Identify the lines that contain the string "economies" and report only how many there are.
-*-*-
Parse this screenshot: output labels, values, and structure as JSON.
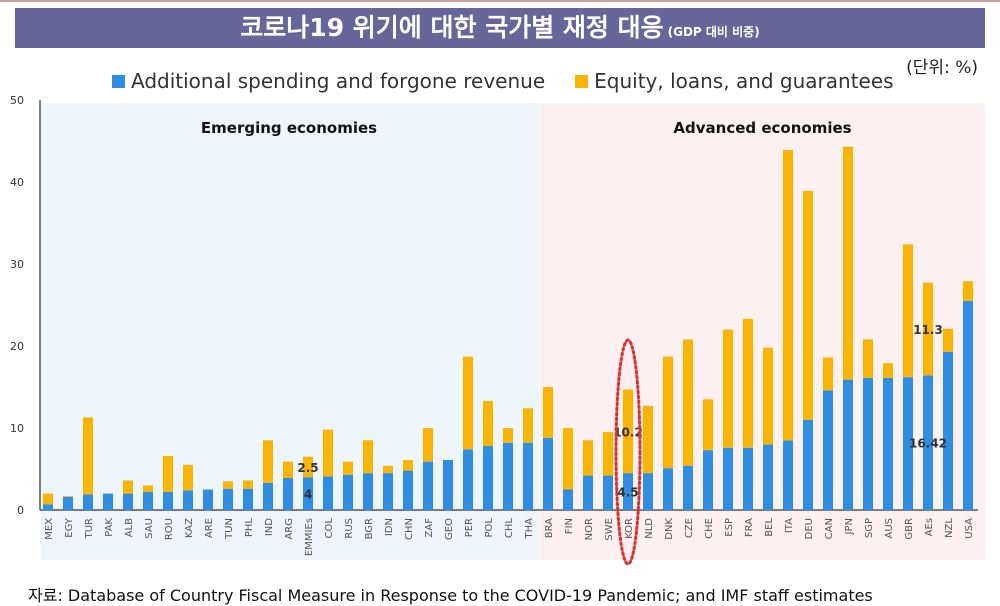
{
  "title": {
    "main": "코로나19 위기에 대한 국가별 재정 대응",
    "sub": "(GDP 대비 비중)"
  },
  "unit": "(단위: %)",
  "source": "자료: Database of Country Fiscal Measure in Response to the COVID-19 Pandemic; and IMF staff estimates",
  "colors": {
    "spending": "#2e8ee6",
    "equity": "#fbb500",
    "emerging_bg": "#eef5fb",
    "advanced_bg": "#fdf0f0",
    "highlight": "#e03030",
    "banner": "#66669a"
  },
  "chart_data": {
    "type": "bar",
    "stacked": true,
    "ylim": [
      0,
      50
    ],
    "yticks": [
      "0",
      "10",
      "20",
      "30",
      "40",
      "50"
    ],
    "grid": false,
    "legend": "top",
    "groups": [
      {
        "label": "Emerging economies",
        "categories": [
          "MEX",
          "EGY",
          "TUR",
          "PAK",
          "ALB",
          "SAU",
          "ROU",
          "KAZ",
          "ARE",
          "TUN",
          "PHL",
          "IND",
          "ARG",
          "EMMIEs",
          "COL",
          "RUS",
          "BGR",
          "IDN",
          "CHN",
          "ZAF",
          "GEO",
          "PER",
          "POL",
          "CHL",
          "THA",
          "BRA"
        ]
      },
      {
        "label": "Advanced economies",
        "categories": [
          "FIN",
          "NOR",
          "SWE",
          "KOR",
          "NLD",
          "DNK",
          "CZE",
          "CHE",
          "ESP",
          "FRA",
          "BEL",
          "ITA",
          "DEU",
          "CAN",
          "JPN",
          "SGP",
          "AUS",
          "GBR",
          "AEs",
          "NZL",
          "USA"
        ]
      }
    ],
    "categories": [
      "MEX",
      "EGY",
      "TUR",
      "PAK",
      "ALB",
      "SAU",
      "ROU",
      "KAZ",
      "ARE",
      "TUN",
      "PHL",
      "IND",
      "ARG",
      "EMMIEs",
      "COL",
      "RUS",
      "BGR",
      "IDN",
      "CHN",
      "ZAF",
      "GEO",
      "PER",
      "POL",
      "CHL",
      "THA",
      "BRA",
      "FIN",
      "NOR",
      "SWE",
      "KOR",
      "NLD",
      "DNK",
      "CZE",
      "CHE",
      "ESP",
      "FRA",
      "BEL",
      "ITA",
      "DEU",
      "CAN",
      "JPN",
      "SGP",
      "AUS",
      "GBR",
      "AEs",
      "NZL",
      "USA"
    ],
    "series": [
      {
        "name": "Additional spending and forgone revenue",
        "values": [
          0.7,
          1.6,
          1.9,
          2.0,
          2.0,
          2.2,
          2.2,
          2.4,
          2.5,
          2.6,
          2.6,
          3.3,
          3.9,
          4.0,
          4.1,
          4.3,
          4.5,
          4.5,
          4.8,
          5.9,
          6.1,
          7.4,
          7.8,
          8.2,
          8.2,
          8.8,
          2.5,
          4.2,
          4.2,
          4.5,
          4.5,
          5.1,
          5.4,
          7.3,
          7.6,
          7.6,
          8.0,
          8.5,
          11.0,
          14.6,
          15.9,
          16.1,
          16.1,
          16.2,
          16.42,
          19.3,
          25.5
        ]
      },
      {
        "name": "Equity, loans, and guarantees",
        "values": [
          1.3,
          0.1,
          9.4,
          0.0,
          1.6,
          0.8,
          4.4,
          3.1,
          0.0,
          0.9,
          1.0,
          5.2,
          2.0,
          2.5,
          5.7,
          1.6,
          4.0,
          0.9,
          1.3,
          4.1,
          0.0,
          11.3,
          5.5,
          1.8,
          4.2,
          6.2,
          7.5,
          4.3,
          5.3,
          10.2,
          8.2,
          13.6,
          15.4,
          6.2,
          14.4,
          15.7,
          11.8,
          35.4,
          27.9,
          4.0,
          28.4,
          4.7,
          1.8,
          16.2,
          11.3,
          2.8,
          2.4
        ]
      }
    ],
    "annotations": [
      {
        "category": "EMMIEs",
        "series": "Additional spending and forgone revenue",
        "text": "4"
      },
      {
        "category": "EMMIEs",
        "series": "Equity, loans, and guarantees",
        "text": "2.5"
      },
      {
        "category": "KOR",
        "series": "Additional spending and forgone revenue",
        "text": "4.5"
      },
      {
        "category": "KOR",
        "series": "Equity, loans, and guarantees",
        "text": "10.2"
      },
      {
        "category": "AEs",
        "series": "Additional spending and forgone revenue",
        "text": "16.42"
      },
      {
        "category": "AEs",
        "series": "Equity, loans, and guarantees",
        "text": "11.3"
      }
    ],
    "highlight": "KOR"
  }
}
-*-*-
* Reply: 2